Leave out the pictures and copy every record exactly.

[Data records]
····················

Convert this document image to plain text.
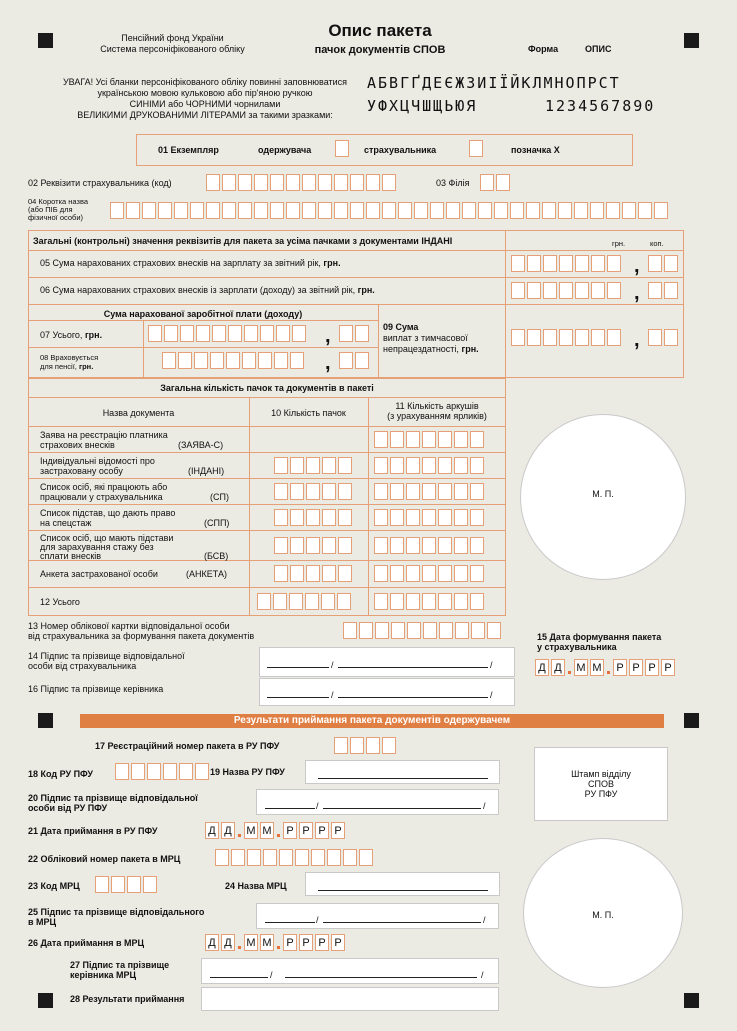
Пенсійний фонд України
Система персоніфікованого обліку
Опис пакета
пачок документів СПОВ	Форма	ОПИС
УВАГА! Усі бланки персоніфікованого обліку повинні заповнюватися
українською мовою кульковою або пір'яною ручкою
СИНІМИ або ЧОРНИМИ чорнилами
ВЕЛИКИМИ ДРУКОВАНИМИ ЛІТЕРАМИ за такими зразками:
АБВГҐДЕЄЖЗИІЇЙКЛМНОПРСТ
УФХЦЧШЩЬЮЯ	1234567890
01 Екземпляр	одержувача	страхувальника	позначка Х
02 Реквізити страхувальника (код)	03 Філія
04 Коротка назва
(або ПІБ для
фізичної особи)
Загальні (контрольні) значення реквізитів для пакета за усіма пачками з документами ІНДАНІ	грн.	коп.
05 Сума нарахованих страхових внесків на зарплату за звітний рік, грн.	,
06 Сума нарахованих страхових внесків із зарплати (доходу) за звітний рік, грн.	,
Сума нарахованої заробітної плати (доходу)
07 Усього, грн.	,
08 Враховується
для пенсії, грн.	,
09 Сума
виплат з тимчасової
непрацездатності, грн.	,
Загальна кількість пачок та документів в пакеті
Назва документа	10 Кількість пачок
11 Кількість аркушів
(з урахуванням ярликів)
Заява на реєстрацію платника
страхових внесків	(ЗАЯВА-С)
Індивідуальні відомості про
застраховану особу	(ІНДАНІ)
Список осіб, які працюють або
працювали у страхувальника	(СП)
Список підстав, що дають право
на спецстаж	(СПП)
Список осіб, що мають підстави
для зарахування стажу без
сплати внесків	(БСВ)
Анкета застрахованої особи	(АНКЕТА)
12 Усього
М. П.
13 Номер облікової картки відповідальної особи
від страхувальника за формування пакета документів
14 Підпис та прізвище відповідальної
особи від страхувальника	/	/
15 Дата формування пакета
у страхувальника
Д Д М М	Р Р Р Р
16 Підпис та прізвище керівника
/	/
Результати приймання пакета документів одержувачем
17 Реєстраційний номер пакета в РУ ПФУ
18 Код РУ ПФУ	19 Назва РУ ПФУ	Штамп відділу
СПОВ
РУ ПФУ
20 Підпис та прізвище відповідальної
особи від РУ ПФУ	/	/
21 Дата приймання в РУ ПФУ	Д Д М М	Р Р Р Р
22 Обліковий номер пакета в МРЦ
23 Код МРЦ	24 Назва МРЦ
М. П.
25 Підпис та прізвище відповідального
в МРЦ	/	/
26 Дата приймання в МРЦ	Д Д М М	Р Р Р Р
27 Підпис та прізвище
керівника МРЦ	/	/
28 Результати приймання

····················

▶ **CORRECT RESULT**
Convert this document image to plain text.
Пенсійний фонд України
Система персоніфікованого обліку
Опис пакета
пачок документів СПОВ	Форма	ОПИС
УВАГА! Усі бланки персоніфікованого обліку повинні заповнюватися
українською мовою кульковою або пір'яною ручкою
СИНІМИ або ЧОРНИМИ чорнилами
ВЕЛИКИМИ ДРУКОВАНИМИ ЛІТЕРАМИ за такими зразками:
АБВГҐДЕЄЖЗИІЇЙКЛМНОПРСТ
УФХЦЧШЩЬЮЯ	1234567890
01 Екземпляр	одержувача	страхувальника	позначка Х
02 Реквізити страхувальника (код)	03 Філія
04 Коротка назва
(або ПІБ для
фізичної особи)
Загальні (контрольні) значення реквізитів для пакета за усіма пачками з документами ІНДАНІ	грн.	коп.
05 Сума нарахованих страхових внесків на зарплату за звітний рік, грн.	,
06 Сума нарахованих страхових внесків із зарплати (доходу) за звітний рік, грн.	,
Сума нарахованої заробітної плати (доходу)
07 Усього, грн.	,
08 Враховується
для пенсії, грн.	,
09 Сума
виплат з тимчасової
непрацездатності, грн.	,
Загальна кількість пачок та документів в пакеті
Назва документа	10 Кількість пачок
11 Кількість аркушів
(з урахуванням ярликів)
Заява на реєстрацію платника
страхових внесків	(ЗАЯВА-С)
Індивідуальні відомості про
застраховану особу	(ІНДАНІ)
Список осіб, які працюють або
працювали у страхувальника	(СП)
Список підстав, що дають право
на спецстаж	(СПП)
Список осіб, що мають підстави
для зарахування стажу без
сплати внесків	(БСВ)
Анкета застрахованої особи	(АНКЕТА)
12 Усього
М. П.
13 Номер облікової картки відповідальної особи
від страхувальника за формування пакета документів
14 Підпис та прізвище відповідальної
особи від страхувальника	/	/
15 Дата формування пакета
у страхувальника
Д Д М М	Р Р Р Р
16 Підпис та прізвище керівника
/	/
Результати приймання пакета документів одержувачем
17 Реєстраційний номер пакета в РУ ПФУ
18 Код РУ ПФУ	19 Назва РУ ПФУ	Штамп відділу
СПОВ
РУ ПФУ
20 Підпис та прізвище відповідальної
особи від РУ ПФУ	/	/
21 Дата приймання в РУ ПФУ	Д Д М М	Р Р Р Р
22 Обліковий номер пакета в МРЦ
23 Код МРЦ	24 Назва МРЦ
М. П.
25 Підпис та прізвище відповідального
в МРЦ	/	/
26 Дата приймання в МРЦ	Д Д М М	Р Р Р Р
27 Підпис та прізвище
керівника МРЦ	/	/
28 Результати приймання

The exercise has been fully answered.